[BEGIN Data section]

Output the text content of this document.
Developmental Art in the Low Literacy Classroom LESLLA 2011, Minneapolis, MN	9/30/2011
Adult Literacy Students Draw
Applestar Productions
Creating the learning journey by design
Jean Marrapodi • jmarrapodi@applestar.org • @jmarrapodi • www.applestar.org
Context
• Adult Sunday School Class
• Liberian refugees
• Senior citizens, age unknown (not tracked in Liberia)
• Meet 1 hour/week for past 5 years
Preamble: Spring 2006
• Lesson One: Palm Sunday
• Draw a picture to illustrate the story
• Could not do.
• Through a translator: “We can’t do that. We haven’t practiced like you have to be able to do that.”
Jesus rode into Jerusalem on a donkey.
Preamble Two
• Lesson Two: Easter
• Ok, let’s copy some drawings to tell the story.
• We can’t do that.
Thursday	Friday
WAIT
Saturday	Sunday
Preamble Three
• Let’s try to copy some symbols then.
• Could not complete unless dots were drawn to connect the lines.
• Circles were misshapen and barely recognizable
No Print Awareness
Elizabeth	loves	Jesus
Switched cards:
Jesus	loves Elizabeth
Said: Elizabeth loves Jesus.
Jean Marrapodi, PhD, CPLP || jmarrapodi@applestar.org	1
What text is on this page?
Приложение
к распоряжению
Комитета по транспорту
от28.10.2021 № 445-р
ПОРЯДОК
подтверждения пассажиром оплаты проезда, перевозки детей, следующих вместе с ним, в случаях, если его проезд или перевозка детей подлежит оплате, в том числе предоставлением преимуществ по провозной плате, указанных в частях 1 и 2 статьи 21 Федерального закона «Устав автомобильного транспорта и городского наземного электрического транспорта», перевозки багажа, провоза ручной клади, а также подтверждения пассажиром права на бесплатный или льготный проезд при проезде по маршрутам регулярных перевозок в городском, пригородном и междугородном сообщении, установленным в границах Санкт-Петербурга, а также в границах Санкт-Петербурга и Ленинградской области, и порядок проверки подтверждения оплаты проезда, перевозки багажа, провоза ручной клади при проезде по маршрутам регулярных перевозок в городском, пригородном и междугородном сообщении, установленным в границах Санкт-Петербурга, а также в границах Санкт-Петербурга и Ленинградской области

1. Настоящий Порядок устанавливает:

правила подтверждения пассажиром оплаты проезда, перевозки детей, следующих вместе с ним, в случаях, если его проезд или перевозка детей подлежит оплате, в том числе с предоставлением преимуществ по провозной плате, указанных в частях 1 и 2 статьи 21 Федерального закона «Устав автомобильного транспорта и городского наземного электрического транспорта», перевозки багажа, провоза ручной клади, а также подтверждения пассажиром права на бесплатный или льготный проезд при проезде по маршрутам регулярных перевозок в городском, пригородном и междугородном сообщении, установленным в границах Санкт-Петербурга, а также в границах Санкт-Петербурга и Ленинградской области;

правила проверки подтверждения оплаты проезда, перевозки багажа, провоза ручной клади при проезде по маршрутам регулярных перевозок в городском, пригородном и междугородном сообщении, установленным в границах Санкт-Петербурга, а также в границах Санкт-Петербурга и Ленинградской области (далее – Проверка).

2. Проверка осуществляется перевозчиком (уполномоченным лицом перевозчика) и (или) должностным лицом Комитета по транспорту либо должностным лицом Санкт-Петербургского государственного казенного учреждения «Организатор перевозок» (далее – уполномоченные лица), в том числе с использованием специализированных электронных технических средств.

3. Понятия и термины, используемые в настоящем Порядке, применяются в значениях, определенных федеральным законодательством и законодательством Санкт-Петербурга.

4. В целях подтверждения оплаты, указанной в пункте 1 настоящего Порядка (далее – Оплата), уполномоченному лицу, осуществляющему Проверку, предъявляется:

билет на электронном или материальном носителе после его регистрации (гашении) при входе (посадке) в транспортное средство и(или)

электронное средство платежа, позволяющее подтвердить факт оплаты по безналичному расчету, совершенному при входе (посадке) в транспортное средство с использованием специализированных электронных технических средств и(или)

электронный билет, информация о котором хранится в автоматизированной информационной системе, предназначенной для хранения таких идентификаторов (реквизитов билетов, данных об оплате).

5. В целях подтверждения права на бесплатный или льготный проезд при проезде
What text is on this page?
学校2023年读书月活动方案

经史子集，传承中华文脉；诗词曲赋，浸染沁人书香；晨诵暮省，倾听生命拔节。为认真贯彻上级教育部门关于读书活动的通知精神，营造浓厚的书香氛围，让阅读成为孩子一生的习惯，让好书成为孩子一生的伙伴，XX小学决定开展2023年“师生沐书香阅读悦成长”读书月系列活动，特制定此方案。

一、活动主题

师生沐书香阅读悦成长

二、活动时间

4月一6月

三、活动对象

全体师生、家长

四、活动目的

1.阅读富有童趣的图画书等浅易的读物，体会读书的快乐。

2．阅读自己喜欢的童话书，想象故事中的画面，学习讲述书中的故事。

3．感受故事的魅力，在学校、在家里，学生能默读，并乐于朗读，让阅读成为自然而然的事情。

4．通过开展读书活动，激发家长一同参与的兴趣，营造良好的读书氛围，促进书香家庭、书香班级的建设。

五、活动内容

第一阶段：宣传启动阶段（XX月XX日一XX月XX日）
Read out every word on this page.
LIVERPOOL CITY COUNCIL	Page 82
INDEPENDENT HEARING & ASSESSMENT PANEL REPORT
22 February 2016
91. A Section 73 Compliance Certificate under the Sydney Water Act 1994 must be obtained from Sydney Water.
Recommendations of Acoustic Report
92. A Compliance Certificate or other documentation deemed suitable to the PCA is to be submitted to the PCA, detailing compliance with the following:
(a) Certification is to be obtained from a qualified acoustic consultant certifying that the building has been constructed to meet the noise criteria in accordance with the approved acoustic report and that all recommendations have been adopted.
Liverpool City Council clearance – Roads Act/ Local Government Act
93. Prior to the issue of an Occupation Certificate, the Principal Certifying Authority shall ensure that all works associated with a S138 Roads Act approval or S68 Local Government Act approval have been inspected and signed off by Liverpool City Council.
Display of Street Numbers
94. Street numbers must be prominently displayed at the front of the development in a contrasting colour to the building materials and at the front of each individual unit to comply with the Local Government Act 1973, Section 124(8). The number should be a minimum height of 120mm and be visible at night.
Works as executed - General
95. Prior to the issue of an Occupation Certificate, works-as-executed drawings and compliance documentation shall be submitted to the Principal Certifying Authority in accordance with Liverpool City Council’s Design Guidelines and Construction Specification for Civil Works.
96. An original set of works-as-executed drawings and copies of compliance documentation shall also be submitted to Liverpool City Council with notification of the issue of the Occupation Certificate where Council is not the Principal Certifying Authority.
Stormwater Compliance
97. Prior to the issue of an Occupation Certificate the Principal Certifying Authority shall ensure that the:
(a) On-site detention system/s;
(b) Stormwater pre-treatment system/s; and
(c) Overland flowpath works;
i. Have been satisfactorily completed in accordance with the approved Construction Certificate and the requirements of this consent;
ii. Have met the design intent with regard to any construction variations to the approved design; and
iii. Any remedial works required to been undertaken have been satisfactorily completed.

[END Data section]

Set exercise: Quote all of the entries verbatim.

Response to this task:
Output the text content of this document.
Developmental Art in the Low Literacy Classroom LESLLA 2011, Minneapolis, MN	9/30/2011
Adult Literacy Students Draw
Applestar Productions
Creating the learning journey by design
Jean Marrapodi • jmarrapodi@applestar.org • @jmarrapodi • www.applestar.org
Context
• Adult Sunday School Class
• Liberian refugees
• Senior citizens, age unknown (not tracked in Liberia)
• Meet 1 hour/week for past 5 years
Preamble: Spring 2006
• Lesson One: Palm Sunday
• Draw a picture to illustrate the story
• Could not do.
• Through a translator: “We can’t do that. We haven’t practiced like you have to be able to do that.”
Jesus rode into Jerusalem on a donkey.
Preamble Two
• Lesson Two: Easter
• Ok, let’s copy some drawings to tell the story.
• We can’t do that.
Thursday	Friday
WAIT
Saturday	Sunday
Preamble Three
• Let’s try to copy some symbols then.
• Could not complete unless dots were drawn to connect the lines.
• Circles were misshapen and barely recognizable
No Print Awareness
Elizabeth	loves	Jesus
Switched cards:
Jesus	loves Elizabeth
Said: Elizabeth loves Jesus.
Jean Marrapodi, PhD, CPLP || jmarrapodi@applestar.org	1
What text is on this page?
Приложение
к распоряжению
Комитета по транспорту
от28.10.2021 № 445-р
ПОРЯДОК
подтверждения пассажиром оплаты проезда, перевозки детей, следующих вместе с ним, в случаях, если его проезд или перевозка детей подлежит оплате, в том числе предоставлением преимуществ по провозной плате, указанных в частях 1 и 2 статьи 21 Федерального закона «Устав автомобильного транспорта и городского наземного электрического транспорта», перевозки багажа, провоза ручной клади, а также подтверждения пассажиром права на бесплатный или льготный проезд при проезде по маршрутам регулярных перевозок в городском, пригородном и междугородном сообщении, установленным в границах Санкт-Петербурга, а также в границах Санкт-Петербурга и Ленинградской области, и порядок проверки подтверждения оплаты проезда, перевозки багажа, провоза ручной клади при проезде по маршрутам регулярных перевозок в городском, пригородном и междугородном сообщении, установленным в границах Санкт-Петербурга, а также в границах Санкт-Петербурга и Ленинградской области

1. Настоящий Порядок устанавливает:

правила подтверждения пассажиром оплаты проезда, перевозки детей, следующих вместе с ним, в случаях, если его проезд или перевозка детей подлежит оплате, в том числе с предоставлением преимуществ по провозной плате, указанных в частях 1 и 2 статьи 21 Федерального закона «Устав автомобильного транспорта и городского наземного электрического транспорта», перевозки багажа, провоза ручной клади, а также подтверждения пассажиром права на бесплатный или льготный проезд при проезде по маршрутам регулярных перевозок в городском, пригородном и междугородном сообщении, установленным в границах Санкт-Петербурга, а также в границах Санкт-Петербурга и Ленинградской области;

правила проверки подтверждения оплаты проезда, перевозки багажа, провоза ручной клади при проезде по маршрутам регулярных перевозок в городском, пригородном и междугородном сообщении, установленным в границах Санкт-Петербурга, а также в границах Санкт-Петербурга и Ленинградской области (далее – Проверка).

2. Проверка осуществляется перевозчиком (уполномоченным лицом перевозчика) и (или) должностным лицом Комитета по транспорту либо должностным лицом Санкт-Петербургского государственного казенного учреждения «Организатор перевозок» (далее – уполномоченные лица), в том числе с использованием специализированных электронных технических средств.

3. Понятия и термины, используемые в настоящем Порядке, применяются в значениях, определенных федеральным законодательством и законодательством Санкт-Петербурга.

4. В целях подтверждения оплаты, указанной в пункте 1 настоящего Порядка (далее – Оплата), уполномоченному лицу, осуществляющему Проверку, предъявляется:

билет на электронном или материальном носителе после его регистрации (гашении) при входе (посадке) в транспортное средство и(или)

электронное средство платежа, позволяющее подтвердить факт оплаты по безналичному расчету, совершенному при входе (посадке) в транспортное средство с использованием специализированных электронных технических средств и(или)

электронный билет, информация о котором хранится в автоматизированной информационной системе, предназначенной для хранения таких идентификаторов (реквизитов билетов, данных об оплате).

5. В целях подтверждения права на бесплатный или льготный проезд при проезде
What text is on this page?
学校2023年读书月活动方案

经史子集，传承中华文脉；诗词曲赋，浸染沁人书香；晨诵暮省，倾听生命拔节。为认真贯彻上级教育部门关于读书活动的通知精神，营造浓厚的书香氛围，让阅读成为孩子一生的习惯，让好书成为孩子一生的伙伴，XX小学决定开展2023年“师生沐书香阅读悦成长”读书月系列活动，特制定此方案。

一、活动主题

师生沐书香阅读悦成长

二、活动时间

4月一6月

三、活动对象

全体师生、家长

四、活动目的

1.阅读富有童趣的图画书等浅易的读物，体会读书的快乐。

2．阅读自己喜欢的童话书，想象故事中的画面，学习讲述书中的故事。

3．感受故事的魅力，在学校、在家里，学生能默读，并乐于朗读，让阅读成为自然而然的事情。

4．通过开展读书活动，激发家长一同参与的兴趣，营造良好的读书氛围，促进书香家庭、书香班级的建设。

五、活动内容

第一阶段：宣传启动阶段（XX月XX日一XX月XX日）
Read out every word on this page.
LIVERPOOL CITY COUNCIL	Page 82
INDEPENDENT HEARING & ASSESSMENT PANEL REPORT
22 February 2016
91. A Section 73 Compliance Certificate under the Sydney Water Act 1994 must be obtained from Sydney Water.
Recommendations of Acoustic Report
92. A Compliance Certificate or other documentation deemed suitable to the PCA is to be submitted to the PCA, detailing compliance with the following:
(a) Certification is to be obtained from a qualified acoustic consultant certifying that the building has been constructed to meet the noise criteria in accordance with the approved acoustic report and that all recommendations have been adopted.
Liverpool City Council clearance – Roads Act/ Local Government Act
93. Prior to the issue of an Occupation Certificate, the Principal Certifying Authority shall ensure that all works associated with a S138 Roads Act approval or S68 Local Government Act approval have been inspected and signed off by Liverpool City Council.
Display of Street Numbers
94. Street numbers must be prominently displayed at the front of the development in a contrasting colour to the building materials and at the front of each individual unit to comply with the Local Government Act 1973, Section 124(8). The number should be a minimum height of 120mm and be visible at night.
Works as executed - General
95. Prior to the issue of an Occupation Certificate, works-as-executed drawings and compliance documentation shall be submitted to the Principal Certifying Authority in accordance with Liverpool City Council’s Design Guidelines and Construction Specification for Civil Works.
96. An original set of works-as-executed drawings and copies of compliance documentation shall also be submitted to Liverpool City Council with notification of the issue of the Occupation Certificate where Council is not the Principal Certifying Authority.
Stormwater Compliance
97. Prior to the issue of an Occupation Certificate the Principal Certifying Authority shall ensure that the:
(a) On-site detention system/s;
(b) Stormwater pre-treatment system/s; and
(c) Overland flowpath works;
i. Have been satisfactorily completed in accordance with the approved Construction Certificate and the requirements of this consent;
ii. Have met the design intent with regard to any construction variations to the approved design; and
iii. Any remedial works required to been undertaken have been satisfactorily completed.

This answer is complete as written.